start THE INPUT

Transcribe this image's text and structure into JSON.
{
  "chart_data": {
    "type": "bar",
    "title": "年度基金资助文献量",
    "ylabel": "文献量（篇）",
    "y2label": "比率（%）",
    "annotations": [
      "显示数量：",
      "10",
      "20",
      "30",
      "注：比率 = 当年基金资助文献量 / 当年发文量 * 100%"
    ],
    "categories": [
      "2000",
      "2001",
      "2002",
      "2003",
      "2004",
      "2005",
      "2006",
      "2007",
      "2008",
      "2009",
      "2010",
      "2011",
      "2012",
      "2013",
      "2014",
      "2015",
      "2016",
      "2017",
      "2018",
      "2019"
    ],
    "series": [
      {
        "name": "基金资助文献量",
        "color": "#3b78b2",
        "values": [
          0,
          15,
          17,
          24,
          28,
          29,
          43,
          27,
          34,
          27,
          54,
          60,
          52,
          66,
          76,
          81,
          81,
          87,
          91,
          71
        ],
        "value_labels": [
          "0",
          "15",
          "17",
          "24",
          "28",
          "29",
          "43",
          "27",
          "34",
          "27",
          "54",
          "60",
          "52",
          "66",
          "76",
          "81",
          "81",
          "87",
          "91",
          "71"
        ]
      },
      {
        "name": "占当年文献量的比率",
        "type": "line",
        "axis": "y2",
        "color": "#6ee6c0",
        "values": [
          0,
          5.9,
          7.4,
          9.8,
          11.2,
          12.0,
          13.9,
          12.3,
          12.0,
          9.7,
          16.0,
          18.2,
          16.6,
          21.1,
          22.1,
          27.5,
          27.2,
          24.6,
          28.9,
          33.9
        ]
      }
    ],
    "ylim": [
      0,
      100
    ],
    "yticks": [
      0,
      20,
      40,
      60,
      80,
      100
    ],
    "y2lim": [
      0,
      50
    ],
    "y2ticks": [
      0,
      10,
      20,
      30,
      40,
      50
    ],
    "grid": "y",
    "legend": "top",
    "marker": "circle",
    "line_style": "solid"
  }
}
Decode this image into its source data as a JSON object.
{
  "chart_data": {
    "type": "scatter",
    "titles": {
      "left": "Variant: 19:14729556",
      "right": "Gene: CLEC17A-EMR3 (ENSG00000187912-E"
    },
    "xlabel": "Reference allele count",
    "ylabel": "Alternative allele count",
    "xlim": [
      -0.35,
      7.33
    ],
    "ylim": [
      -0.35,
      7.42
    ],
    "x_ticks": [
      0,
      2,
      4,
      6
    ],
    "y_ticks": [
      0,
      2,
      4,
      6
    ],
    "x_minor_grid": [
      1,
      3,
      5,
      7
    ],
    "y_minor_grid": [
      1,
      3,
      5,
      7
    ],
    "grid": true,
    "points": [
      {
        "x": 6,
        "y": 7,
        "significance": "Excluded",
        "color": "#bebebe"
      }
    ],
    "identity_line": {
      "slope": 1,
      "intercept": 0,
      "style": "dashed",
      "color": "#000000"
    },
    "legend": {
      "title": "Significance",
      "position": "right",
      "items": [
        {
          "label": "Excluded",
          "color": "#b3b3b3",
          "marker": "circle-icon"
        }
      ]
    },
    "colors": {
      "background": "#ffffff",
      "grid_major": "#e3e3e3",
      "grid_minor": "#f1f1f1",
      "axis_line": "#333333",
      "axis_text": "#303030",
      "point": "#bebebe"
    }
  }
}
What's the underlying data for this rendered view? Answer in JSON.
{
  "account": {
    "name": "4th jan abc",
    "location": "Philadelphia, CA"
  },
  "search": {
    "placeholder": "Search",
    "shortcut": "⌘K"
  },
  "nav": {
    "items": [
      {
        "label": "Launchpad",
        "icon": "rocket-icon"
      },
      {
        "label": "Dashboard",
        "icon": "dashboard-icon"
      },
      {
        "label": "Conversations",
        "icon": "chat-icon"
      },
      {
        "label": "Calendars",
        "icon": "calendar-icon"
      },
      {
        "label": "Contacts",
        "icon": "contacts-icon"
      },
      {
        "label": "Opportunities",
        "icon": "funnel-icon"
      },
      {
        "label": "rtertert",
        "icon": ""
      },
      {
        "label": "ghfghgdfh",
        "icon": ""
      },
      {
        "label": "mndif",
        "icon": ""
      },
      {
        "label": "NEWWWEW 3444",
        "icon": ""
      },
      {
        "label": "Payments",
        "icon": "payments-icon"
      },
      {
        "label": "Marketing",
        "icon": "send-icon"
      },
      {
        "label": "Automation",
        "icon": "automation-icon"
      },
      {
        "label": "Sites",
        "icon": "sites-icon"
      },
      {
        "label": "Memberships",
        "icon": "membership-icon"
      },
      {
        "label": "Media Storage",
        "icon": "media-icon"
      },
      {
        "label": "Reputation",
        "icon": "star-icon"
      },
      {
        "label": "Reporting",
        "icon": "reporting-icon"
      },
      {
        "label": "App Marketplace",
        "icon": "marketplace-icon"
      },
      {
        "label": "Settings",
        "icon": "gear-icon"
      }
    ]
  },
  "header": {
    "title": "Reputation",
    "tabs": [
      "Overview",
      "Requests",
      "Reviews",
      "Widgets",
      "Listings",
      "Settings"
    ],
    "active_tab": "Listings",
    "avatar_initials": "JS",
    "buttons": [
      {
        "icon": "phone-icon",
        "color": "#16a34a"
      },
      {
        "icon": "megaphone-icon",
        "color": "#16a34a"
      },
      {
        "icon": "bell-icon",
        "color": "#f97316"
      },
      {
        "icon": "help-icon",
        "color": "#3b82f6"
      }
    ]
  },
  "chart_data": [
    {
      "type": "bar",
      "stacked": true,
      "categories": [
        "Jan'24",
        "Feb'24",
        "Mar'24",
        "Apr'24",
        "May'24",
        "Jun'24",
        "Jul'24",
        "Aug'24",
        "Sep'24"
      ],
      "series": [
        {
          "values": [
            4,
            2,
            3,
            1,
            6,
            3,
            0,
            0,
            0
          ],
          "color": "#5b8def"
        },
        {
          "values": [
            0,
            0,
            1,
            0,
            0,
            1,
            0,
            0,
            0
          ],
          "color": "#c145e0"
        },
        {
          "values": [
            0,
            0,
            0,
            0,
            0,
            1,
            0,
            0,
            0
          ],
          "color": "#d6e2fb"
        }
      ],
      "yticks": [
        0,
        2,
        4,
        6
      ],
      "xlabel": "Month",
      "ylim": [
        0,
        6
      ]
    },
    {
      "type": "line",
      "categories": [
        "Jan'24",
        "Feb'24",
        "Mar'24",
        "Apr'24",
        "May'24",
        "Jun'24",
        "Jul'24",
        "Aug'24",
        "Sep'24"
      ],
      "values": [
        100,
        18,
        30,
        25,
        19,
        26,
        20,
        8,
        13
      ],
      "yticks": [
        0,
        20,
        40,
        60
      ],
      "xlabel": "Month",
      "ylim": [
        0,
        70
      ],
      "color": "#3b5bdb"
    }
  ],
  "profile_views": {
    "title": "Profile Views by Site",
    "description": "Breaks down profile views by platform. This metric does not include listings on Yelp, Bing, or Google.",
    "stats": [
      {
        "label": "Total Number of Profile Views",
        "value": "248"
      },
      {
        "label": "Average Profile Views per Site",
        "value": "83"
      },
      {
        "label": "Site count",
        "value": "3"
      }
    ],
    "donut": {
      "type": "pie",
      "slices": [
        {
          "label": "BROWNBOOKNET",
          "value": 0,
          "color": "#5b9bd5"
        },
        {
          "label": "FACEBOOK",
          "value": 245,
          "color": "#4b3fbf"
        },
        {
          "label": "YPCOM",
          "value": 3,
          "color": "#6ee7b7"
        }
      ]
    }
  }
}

end THE INPUT

Your answer should be a single number: the count of lines in the listing that contain the word "image".

2